### Exercise prompt:
In the entries below, find every line holding the string "failed" and collect it.

### Data for the task:
********
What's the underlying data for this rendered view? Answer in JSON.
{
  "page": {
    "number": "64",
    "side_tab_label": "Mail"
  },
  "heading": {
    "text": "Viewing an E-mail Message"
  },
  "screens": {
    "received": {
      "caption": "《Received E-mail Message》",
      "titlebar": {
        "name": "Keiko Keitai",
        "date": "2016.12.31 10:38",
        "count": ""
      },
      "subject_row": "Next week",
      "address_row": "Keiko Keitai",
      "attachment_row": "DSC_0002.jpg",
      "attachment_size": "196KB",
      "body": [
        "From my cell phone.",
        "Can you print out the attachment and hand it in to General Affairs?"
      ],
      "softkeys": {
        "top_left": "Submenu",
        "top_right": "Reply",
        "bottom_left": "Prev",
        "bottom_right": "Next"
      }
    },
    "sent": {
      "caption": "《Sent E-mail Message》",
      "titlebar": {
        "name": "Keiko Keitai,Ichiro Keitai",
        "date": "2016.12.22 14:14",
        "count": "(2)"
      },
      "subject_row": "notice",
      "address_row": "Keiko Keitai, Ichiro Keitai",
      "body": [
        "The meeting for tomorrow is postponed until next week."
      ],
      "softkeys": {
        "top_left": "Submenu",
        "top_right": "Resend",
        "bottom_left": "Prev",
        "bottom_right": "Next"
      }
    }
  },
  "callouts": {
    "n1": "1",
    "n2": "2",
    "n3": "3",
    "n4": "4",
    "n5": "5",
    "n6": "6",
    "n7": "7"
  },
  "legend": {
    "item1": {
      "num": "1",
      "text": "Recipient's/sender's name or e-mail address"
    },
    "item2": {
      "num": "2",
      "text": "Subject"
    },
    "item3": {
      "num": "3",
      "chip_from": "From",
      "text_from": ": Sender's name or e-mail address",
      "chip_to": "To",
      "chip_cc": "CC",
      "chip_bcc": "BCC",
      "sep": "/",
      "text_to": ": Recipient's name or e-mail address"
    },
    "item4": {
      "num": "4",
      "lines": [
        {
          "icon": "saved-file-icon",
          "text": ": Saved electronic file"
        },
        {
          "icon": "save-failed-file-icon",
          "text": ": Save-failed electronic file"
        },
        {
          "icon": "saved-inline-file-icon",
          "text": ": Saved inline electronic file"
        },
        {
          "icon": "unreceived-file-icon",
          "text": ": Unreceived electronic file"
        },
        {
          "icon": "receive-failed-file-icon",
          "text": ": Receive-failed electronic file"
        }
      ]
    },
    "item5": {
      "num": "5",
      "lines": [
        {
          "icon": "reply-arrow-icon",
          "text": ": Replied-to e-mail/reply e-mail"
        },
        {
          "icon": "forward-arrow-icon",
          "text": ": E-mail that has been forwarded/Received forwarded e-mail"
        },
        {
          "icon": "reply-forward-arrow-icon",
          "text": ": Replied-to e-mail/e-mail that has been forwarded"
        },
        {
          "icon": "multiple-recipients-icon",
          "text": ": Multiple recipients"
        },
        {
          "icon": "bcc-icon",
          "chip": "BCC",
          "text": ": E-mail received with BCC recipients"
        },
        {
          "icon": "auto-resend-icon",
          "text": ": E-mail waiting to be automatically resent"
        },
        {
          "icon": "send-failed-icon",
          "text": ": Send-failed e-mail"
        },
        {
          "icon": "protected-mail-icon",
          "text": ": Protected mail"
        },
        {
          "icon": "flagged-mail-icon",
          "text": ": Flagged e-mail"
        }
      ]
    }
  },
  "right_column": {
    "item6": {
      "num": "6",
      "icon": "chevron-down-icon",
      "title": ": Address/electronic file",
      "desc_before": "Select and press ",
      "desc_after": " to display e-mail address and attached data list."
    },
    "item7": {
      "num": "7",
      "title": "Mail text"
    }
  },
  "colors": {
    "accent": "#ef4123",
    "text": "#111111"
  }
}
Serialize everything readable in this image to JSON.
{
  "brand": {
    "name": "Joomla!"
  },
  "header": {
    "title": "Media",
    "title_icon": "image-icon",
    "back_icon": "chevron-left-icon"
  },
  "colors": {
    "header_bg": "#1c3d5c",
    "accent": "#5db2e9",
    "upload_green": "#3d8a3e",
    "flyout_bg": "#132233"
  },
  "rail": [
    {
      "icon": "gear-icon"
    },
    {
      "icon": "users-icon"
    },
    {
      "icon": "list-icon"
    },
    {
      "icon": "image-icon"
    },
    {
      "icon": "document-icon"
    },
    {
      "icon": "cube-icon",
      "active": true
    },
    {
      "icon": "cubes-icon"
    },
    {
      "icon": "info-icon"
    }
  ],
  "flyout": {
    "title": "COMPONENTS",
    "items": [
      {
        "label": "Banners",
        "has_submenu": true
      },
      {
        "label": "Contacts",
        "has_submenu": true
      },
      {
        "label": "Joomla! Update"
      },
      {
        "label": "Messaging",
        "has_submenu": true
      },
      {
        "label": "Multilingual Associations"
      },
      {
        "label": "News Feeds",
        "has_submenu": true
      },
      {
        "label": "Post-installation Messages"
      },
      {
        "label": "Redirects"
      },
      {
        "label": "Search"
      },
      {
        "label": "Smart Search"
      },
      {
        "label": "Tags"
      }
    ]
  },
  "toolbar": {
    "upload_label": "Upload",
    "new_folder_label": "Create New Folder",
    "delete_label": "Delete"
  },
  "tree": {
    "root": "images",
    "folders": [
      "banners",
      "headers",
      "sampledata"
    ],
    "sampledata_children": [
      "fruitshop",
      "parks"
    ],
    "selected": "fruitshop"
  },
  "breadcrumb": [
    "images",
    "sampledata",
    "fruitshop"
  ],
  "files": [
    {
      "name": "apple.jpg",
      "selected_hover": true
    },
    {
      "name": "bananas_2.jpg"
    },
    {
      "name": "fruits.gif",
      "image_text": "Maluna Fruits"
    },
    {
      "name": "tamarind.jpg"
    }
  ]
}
********
### The result:
          "icon": "save-failed-file-icon",
          "text": ": Save-failed electronic file"
          "icon": "receive-failed-file-icon",
          "text": ": Receive-failed electronic file"
          "icon": "send-failed-icon",
          "text": ": Send-failed e-mail"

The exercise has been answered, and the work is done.